◆ Records provided

========

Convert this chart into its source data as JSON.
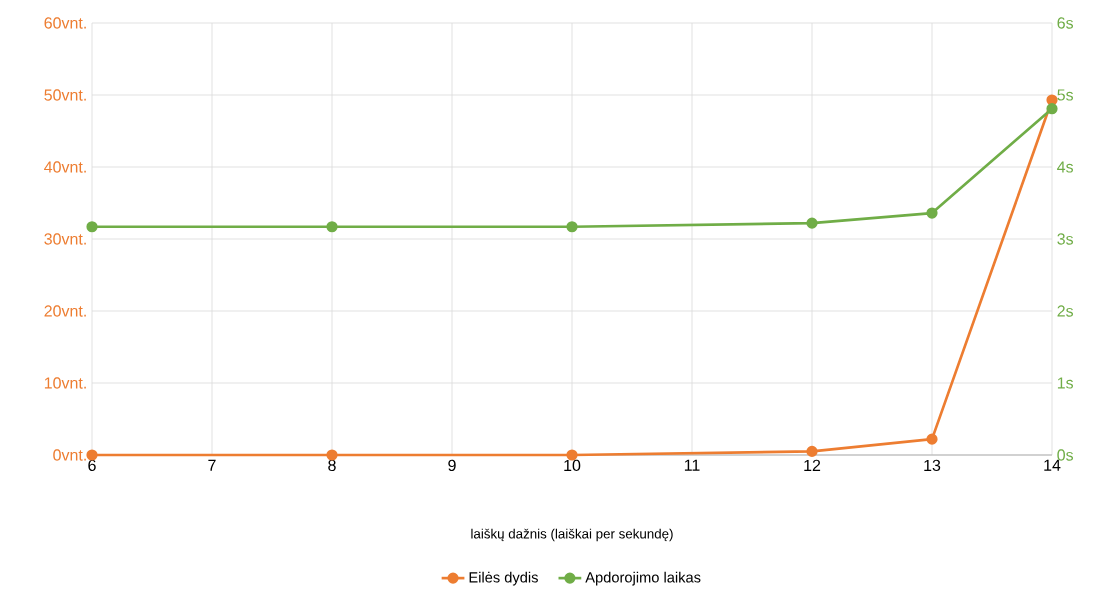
{
  "chart_data": {
    "type": "line",
    "xlabel": "laiškų dažnis  (laiškai per sekundę)",
    "categories": [
      "6",
      "7",
      "8",
      "9",
      "10",
      "11",
      "12",
      "13",
      "14"
    ],
    "series": [
      {
        "name": "Eilės dydis",
        "color": "#ed7d31",
        "values": [
          0,
          null,
          0,
          null,
          0,
          null,
          0.5,
          2.2,
          49.3
        ]
      },
      {
        "name": "Apdorojimo laikas",
        "color": "#70ad47",
        "axis": "y2",
        "values": [
          3.17,
          null,
          3.17,
          null,
          3.17,
          null,
          3.22,
          3.36,
          4.81
        ]
      }
    ],
    "ylim": [
      0,
      60
    ],
    "yticks": [
      {
        "value": 0,
        "label": "0vnt."
      },
      {
        "value": 10,
        "label": "10vnt."
      },
      {
        "value": 20,
        "label": "20vnt."
      },
      {
        "value": 30,
        "label": "30vnt."
      },
      {
        "value": 40,
        "label": "40vnt."
      },
      {
        "value": 50,
        "label": "50vnt."
      },
      {
        "value": 60,
        "label": "60vnt."
      }
    ],
    "y2lim": [
      0,
      6
    ],
    "y2ticks": [
      {
        "value": 0,
        "label": "0s"
      },
      {
        "value": 1,
        "label": "1s"
      },
      {
        "value": 2,
        "label": "2s"
      },
      {
        "value": 3,
        "label": "3s"
      },
      {
        "value": 4,
        "label": "4s"
      },
      {
        "value": 5,
        "label": "5s"
      },
      {
        "value": 6,
        "label": "6s"
      }
    ],
    "grid": true,
    "legend": "bottom",
    "marker": "circle",
    "line_style": "solid"
  }
}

========

◆ Problem statement
Return the material word for word. Pictures are not part of the copy.

◆ Worked answer
Convert this chart into its source data as JSON.
{
  "chart_data": {
    "type": "line",
    "xlabel": "laiškų dažnis  (laiškai per sekundę)",
    "categories": [
      "6",
      "7",
      "8",
      "9",
      "10",
      "11",
      "12",
      "13",
      "14"
    ],
    "series": [
      {
        "name": "Eilės dydis",
        "color": "#ed7d31",
        "values": [
          0,
          null,
          0,
          null,
          0,
          null,
          0.5,
          2.2,
          49.3
        ]
      },
      {
        "name": "Apdorojimo laikas",
        "color": "#70ad47",
        "axis": "y2",
        "values": [
          3.17,
          null,
          3.17,
          null,
          3.17,
          null,
          3.22,
          3.36,
          4.81
        ]
      }
    ],
    "ylim": [
      0,
      60
    ],
    "yticks": [
      {
        "value": 0,
        "label": "0vnt."
      },
      {
        "value": 10,
        "label": "10vnt."
      },
      {
        "value": 20,
        "label": "20vnt."
      },
      {
        "value": 30,
        "label": "30vnt."
      },
      {
        "value": 40,
        "label": "40vnt."
      },
      {
        "value": 50,
        "label": "50vnt."
      },
      {
        "value": 60,
        "label": "60vnt."
      }
    ],
    "y2lim": [
      0,
      6
    ],
    "y2ticks": [
      {
        "value": 0,
        "label": "0s"
      },
      {
        "value": 1,
        "label": "1s"
      },
      {
        "value": 2,
        "label": "2s"
      },
      {
        "value": 3,
        "label": "3s"
      },
      {
        "value": 4,
        "label": "4s"
      },
      {
        "value": 5,
        "label": "5s"
      },
      {
        "value": 6,
        "label": "6s"
      }
    ],
    "grid": true,
    "legend": "bottom",
    "marker": "circle",
    "line_style": "solid"
  }
}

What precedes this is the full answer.